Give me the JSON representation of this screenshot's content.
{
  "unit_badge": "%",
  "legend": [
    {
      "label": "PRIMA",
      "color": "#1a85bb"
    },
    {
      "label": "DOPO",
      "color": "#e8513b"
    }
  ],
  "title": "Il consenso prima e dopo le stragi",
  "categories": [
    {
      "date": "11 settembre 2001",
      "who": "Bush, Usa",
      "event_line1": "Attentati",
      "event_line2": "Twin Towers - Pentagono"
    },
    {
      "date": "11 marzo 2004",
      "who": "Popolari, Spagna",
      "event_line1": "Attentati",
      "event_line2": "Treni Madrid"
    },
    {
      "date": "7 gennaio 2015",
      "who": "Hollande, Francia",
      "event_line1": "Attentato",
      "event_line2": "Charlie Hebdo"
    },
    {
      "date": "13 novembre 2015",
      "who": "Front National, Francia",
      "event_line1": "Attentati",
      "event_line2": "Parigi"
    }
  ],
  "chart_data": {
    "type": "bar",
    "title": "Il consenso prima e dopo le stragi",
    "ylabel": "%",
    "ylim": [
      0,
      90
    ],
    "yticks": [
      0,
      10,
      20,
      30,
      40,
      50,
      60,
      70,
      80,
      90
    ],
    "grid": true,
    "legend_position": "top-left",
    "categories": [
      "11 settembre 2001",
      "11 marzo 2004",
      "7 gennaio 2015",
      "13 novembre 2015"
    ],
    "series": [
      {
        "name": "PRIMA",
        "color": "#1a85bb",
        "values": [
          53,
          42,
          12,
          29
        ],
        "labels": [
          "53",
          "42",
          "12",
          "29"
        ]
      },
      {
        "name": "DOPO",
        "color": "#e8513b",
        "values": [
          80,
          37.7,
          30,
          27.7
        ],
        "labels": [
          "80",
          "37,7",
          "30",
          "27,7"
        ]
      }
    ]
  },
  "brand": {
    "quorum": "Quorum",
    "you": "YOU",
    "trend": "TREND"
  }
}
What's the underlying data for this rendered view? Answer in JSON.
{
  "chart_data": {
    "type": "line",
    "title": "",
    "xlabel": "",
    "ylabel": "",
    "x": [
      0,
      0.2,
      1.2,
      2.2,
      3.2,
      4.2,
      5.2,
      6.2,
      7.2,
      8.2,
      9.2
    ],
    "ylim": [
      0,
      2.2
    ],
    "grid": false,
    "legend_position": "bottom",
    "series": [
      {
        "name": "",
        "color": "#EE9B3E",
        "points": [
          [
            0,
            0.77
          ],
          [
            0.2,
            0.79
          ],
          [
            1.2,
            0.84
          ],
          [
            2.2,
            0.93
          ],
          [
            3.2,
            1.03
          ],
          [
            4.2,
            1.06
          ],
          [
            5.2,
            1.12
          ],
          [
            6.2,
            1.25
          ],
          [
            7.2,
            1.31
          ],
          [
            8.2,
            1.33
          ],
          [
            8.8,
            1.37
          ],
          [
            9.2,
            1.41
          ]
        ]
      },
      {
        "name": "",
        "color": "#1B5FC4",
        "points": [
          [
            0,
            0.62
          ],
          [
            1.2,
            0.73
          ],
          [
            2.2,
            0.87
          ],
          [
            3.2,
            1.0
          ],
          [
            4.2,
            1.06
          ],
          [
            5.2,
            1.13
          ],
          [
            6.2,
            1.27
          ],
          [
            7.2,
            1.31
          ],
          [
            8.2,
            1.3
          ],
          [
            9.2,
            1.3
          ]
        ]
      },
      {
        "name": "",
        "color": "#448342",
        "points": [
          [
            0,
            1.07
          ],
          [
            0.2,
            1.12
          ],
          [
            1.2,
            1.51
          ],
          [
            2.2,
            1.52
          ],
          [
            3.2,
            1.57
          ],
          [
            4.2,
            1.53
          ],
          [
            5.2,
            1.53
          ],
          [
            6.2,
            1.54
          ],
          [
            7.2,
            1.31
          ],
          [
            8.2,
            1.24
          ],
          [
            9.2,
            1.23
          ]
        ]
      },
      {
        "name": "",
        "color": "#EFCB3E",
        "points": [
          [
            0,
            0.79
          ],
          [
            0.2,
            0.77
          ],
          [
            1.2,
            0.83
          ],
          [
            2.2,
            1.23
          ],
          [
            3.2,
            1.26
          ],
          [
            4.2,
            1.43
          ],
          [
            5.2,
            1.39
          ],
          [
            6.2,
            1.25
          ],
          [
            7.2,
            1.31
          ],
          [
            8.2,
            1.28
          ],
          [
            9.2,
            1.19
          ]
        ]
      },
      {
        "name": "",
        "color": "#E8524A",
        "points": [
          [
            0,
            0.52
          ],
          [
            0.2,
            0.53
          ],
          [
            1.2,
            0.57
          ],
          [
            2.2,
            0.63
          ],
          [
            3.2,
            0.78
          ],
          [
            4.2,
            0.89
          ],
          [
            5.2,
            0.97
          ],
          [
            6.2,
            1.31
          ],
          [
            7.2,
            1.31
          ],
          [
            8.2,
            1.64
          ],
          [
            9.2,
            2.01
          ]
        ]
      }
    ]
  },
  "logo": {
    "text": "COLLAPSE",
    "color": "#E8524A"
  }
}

Exercise requirements: Show the lines where the word "color" appears in the entries.

Response:
      "color": "#1a85bb"
      "color": "#e8513b"
        "color": "#1a85bb",
        "color": "#e8513b",
        "color": "#EE9B3E",
        "color": "#1B5FC4",
        "color": "#448342",
        "color": "#EFCB3E",
        "color": "#E8524A",
    "color": "#E8524A"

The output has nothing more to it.